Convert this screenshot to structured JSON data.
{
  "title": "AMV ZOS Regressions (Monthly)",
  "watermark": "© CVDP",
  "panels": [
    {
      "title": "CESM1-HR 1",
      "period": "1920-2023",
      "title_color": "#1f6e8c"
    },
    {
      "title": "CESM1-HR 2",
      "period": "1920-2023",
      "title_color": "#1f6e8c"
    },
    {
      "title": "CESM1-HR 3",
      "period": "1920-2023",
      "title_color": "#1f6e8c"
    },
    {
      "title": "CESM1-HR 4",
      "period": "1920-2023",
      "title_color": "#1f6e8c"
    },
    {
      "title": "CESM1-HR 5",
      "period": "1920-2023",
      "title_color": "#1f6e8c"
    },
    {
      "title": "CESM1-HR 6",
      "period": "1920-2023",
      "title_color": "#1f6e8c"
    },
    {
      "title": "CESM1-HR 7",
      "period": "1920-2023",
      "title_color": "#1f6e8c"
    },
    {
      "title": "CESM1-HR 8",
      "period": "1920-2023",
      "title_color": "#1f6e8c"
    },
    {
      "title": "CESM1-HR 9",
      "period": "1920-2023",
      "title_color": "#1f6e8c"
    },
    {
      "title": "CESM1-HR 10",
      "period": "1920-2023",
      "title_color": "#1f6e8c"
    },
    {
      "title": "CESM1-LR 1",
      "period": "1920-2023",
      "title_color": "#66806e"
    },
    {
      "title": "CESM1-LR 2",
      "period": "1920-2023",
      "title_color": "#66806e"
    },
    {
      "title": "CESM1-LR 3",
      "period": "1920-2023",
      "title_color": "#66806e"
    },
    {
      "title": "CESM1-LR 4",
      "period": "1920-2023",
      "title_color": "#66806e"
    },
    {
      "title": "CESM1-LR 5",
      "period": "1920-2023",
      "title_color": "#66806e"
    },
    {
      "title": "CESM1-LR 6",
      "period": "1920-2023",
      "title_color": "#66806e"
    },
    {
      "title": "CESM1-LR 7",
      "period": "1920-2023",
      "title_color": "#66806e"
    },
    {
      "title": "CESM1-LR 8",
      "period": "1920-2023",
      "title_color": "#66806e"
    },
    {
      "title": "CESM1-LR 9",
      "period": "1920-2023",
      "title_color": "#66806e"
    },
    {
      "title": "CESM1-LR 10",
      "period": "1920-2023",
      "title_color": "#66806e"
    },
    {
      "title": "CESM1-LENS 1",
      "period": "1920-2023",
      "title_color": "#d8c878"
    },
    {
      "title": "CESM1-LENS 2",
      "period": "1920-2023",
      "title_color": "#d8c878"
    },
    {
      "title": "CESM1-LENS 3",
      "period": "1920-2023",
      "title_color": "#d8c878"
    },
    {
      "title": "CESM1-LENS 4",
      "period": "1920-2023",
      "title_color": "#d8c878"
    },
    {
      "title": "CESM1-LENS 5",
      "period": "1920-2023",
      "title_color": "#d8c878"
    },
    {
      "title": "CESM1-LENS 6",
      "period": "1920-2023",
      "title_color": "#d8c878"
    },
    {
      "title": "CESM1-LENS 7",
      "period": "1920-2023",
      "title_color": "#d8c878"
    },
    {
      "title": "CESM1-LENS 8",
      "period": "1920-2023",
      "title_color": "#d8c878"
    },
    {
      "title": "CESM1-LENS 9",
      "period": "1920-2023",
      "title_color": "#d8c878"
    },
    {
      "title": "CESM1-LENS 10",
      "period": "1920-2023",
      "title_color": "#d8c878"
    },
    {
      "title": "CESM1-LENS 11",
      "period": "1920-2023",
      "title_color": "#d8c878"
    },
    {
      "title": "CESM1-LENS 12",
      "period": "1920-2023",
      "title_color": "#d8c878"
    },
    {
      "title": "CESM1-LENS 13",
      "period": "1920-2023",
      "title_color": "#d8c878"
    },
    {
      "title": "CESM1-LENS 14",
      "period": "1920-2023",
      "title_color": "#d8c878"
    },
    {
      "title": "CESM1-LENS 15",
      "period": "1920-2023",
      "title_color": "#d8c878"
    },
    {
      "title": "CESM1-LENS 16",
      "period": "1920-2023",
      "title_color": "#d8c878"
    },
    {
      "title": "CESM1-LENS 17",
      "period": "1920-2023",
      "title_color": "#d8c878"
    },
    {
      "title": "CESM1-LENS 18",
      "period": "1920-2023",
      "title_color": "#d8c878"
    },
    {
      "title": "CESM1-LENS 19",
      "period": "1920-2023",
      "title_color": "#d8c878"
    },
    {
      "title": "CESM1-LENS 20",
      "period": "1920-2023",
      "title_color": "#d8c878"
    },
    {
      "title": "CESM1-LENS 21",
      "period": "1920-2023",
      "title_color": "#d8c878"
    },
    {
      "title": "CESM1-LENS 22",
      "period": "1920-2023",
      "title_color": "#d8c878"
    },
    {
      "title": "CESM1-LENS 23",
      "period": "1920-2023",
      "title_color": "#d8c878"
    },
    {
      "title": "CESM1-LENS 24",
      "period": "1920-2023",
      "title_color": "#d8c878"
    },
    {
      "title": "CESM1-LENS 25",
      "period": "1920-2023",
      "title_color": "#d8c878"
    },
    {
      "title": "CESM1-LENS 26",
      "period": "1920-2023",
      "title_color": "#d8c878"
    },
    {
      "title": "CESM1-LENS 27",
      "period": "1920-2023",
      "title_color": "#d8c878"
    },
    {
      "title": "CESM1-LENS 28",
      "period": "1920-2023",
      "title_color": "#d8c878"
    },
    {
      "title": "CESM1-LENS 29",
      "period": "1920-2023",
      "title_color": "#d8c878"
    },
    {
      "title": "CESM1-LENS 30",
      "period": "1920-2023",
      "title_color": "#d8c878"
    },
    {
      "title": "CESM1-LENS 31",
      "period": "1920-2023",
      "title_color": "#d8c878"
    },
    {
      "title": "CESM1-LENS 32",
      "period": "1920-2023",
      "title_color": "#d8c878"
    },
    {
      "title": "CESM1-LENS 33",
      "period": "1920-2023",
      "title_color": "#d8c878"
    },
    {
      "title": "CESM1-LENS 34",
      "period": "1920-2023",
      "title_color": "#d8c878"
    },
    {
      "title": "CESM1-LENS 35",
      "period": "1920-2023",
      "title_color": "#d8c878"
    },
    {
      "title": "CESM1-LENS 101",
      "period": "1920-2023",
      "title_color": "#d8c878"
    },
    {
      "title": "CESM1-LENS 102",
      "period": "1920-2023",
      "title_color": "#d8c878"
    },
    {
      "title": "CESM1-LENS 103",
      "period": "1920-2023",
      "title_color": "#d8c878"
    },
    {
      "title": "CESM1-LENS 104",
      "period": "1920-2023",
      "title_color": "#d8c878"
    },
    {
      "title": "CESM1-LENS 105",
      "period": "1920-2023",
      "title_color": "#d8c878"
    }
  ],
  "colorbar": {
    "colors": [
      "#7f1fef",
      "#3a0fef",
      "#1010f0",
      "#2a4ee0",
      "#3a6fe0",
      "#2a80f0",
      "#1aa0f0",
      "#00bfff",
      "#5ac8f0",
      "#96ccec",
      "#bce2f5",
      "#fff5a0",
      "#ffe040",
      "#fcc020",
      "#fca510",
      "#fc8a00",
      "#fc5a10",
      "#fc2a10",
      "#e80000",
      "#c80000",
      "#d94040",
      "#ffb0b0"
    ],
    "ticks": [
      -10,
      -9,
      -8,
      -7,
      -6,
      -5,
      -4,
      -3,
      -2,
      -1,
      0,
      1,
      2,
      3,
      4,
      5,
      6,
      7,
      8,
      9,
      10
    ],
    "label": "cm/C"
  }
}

What is expected -
Give the material above again, word for word.

Answer below -
Convert this screenshot to structured JSON data.
{
  "title": "AMV ZOS Regressions (Monthly)",
  "watermark": "© CVDP",
  "panels": [
    {
      "title": "CESM1-HR 1",
      "period": "1920-2023",
      "title_color": "#1f6e8c"
    },
    {
      "title": "CESM1-HR 2",
      "period": "1920-2023",
      "title_color": "#1f6e8c"
    },
    {
      "title": "CESM1-HR 3",
      "period": "1920-2023",
      "title_color": "#1f6e8c"
    },
    {
      "title": "CESM1-HR 4",
      "period": "1920-2023",
      "title_color": "#1f6e8c"
    },
    {
      "title": "CESM1-HR 5",
      "period": "1920-2023",
      "title_color": "#1f6e8c"
    },
    {
      "title": "CESM1-HR 6",
      "period": "1920-2023",
      "title_color": "#1f6e8c"
    },
    {
      "title": "CESM1-HR 7",
      "period": "1920-2023",
      "title_color": "#1f6e8c"
    },
    {
      "title": "CESM1-HR 8",
      "period": "1920-2023",
      "title_color": "#1f6e8c"
    },
    {
      "title": "CESM1-HR 9",
      "period": "1920-2023",
      "title_color": "#1f6e8c"
    },
    {
      "title": "CESM1-HR 10",
      "period": "1920-2023",
      "title_color": "#1f6e8c"
    },
    {
      "title": "CESM1-LR 1",
      "period": "1920-2023",
      "title_color": "#66806e"
    },
    {
      "title": "CESM1-LR 2",
      "period": "1920-2023",
      "title_color": "#66806e"
    },
    {
      "title": "CESM1-LR 3",
      "period": "1920-2023",
      "title_color": "#66806e"
    },
    {
      "title": "CESM1-LR 4",
      "period": "1920-2023",
      "title_color": "#66806e"
    },
    {
      "title": "CESM1-LR 5",
      "period": "1920-2023",
      "title_color": "#66806e"
    },
    {
      "title": "CESM1-LR 6",
      "period": "1920-2023",
      "title_color": "#66806e"
    },
    {
      "title": "CESM1-LR 7",
      "period": "1920-2023",
      "title_color": "#66806e"
    },
    {
      "title": "CESM1-LR 8",
      "period": "1920-2023",
      "title_color": "#66806e"
    },
    {
      "title": "CESM1-LR 9",
      "period": "1920-2023",
      "title_color": "#66806e"
    },
    {
      "title": "CESM1-LR 10",
      "period": "1920-2023",
      "title_color": "#66806e"
    },
    {
      "title": "CESM1-LENS 1",
      "period": "1920-2023",
      "title_color": "#d8c878"
    },
    {
      "title": "CESM1-LENS 2",
      "period": "1920-2023",
      "title_color": "#d8c878"
    },
    {
      "title": "CESM1-LENS 3",
      "period": "1920-2023",
      "title_color": "#d8c878"
    },
    {
      "title": "CESM1-LENS 4",
      "period": "1920-2023",
      "title_color": "#d8c878"
    },
    {
      "title": "CESM1-LENS 5",
      "period": "1920-2023",
      "title_color": "#d8c878"
    },
    {
      "title": "CESM1-LENS 6",
      "period": "1920-2023",
      "title_color": "#d8c878"
    },
    {
      "title": "CESM1-LENS 7",
      "period": "1920-2023",
      "title_color": "#d8c878"
    },
    {
      "title": "CESM1-LENS 8",
      "period": "1920-2023",
      "title_color": "#d8c878"
    },
    {
      "title": "CESM1-LENS 9",
      "period": "1920-2023",
      "title_color": "#d8c878"
    },
    {
      "title": "CESM1-LENS 10",
      "period": "1920-2023",
      "title_color": "#d8c878"
    },
    {
      "title": "CESM1-LENS 11",
      "period": "1920-2023",
      "title_color": "#d8c878"
    },
    {
      "title": "CESM1-LENS 12",
      "period": "1920-2023",
      "title_color": "#d8c878"
    },
    {
      "title": "CESM1-LENS 13",
      "period": "1920-2023",
      "title_color": "#d8c878"
    },
    {
      "title": "CESM1-LENS 14",
      "period": "1920-2023",
      "title_color": "#d8c878"
    },
    {
      "title": "CESM1-LENS 15",
      "period": "1920-2023",
      "title_color": "#d8c878"
    },
    {
      "title": "CESM1-LENS 16",
      "period": "1920-2023",
      "title_color": "#d8c878"
    },
    {
      "title": "CESM1-LENS 17",
      "period": "1920-2023",
      "title_color": "#d8c878"
    },
    {
      "title": "CESM1-LENS 18",
      "period": "1920-2023",
      "title_color": "#d8c878"
    },
    {
      "title": "CESM1-LENS 19",
      "period": "1920-2023",
      "title_color": "#d8c878"
    },
    {
      "title": "CESM1-LENS 20",
      "period": "1920-2023",
      "title_color": "#d8c878"
    },
    {
      "title": "CESM1-LENS 21",
      "period": "1920-2023",
      "title_color": "#d8c878"
    },
    {
      "title": "CESM1-LENS 22",
      "period": "1920-2023",
      "title_color": "#d8c878"
    },
    {
      "title": "CESM1-LENS 23",
      "period": "1920-2023",
      "title_color": "#d8c878"
    },
    {
      "title": "CESM1-LENS 24",
      "period": "1920-2023",
      "title_color": "#d8c878"
    },
    {
      "title": "CESM1-LENS 25",
      "period": "1920-2023",
      "title_color": "#d8c878"
    },
    {
      "title": "CESM1-LENS 26",
      "period": "1920-2023",
      "title_color": "#d8c878"
    },
    {
      "title": "CESM1-LENS 27",
      "period": "1920-2023",
      "title_color": "#d8c878"
    },
    {
      "title": "CESM1-LENS 28",
      "period": "1920-2023",
      "title_color": "#d8c878"
    },
    {
      "title": "CESM1-LENS 29",
      "period": "1920-2023",
      "title_color": "#d8c878"
    },
    {
      "title": "CESM1-LENS 30",
      "period": "1920-2023",
      "title_color": "#d8c878"
    },
    {
      "title": "CESM1-LENS 31",
      "period": "1920-2023",
      "title_color": "#d8c878"
    },
    {
      "title": "CESM1-LENS 32",
      "period": "1920-2023",
      "title_color": "#d8c878"
    },
    {
      "title": "CESM1-LENS 33",
      "period": "1920-2023",
      "title_color": "#d8c878"
    },
    {
      "title": "CESM1-LENS 34",
      "period": "1920-2023",
      "title_color": "#d8c878"
    },
    {
      "title": "CESM1-LENS 35",
      "period": "1920-2023",
      "title_color": "#d8c878"
    },
    {
      "title": "CESM1-LENS 101",
      "period": "1920-2023",
      "title_color": "#d8c878"
    },
    {
      "title": "CESM1-LENS 102",
      "period": "1920-2023",
      "title_color": "#d8c878"
    },
    {
      "title": "CESM1-LENS 103",
      "period": "1920-2023",
      "title_color": "#d8c878"
    },
    {
      "title": "CESM1-LENS 104",
      "period": "1920-2023",
      "title_color": "#d8c878"
    },
    {
      "title": "CESM1-LENS 105",
      "period": "1920-2023",
      "title_color": "#d8c878"
    }
  ],
  "colorbar": {
    "colors": [
      "#7f1fef",
      "#3a0fef",
      "#1010f0",
      "#2a4ee0",
      "#3a6fe0",
      "#2a80f0",
      "#1aa0f0",
      "#00bfff",
      "#5ac8f0",
      "#96ccec",
      "#bce2f5",
      "#fff5a0",
      "#ffe040",
      "#fcc020",
      "#fca510",
      "#fc8a00",
      "#fc5a10",
      "#fc2a10",
      "#e80000",
      "#c80000",
      "#d94040",
      "#ffb0b0"
    ],
    "ticks": [
      -10,
      -9,
      -8,
      -7,
      -6,
      -5,
      -4,
      -3,
      -2,
      -1,
      0,
      1,
      2,
      3,
      4,
      5,
      6,
      7,
      8,
      9,
      10
    ],
    "label": "cm/C"
  }
}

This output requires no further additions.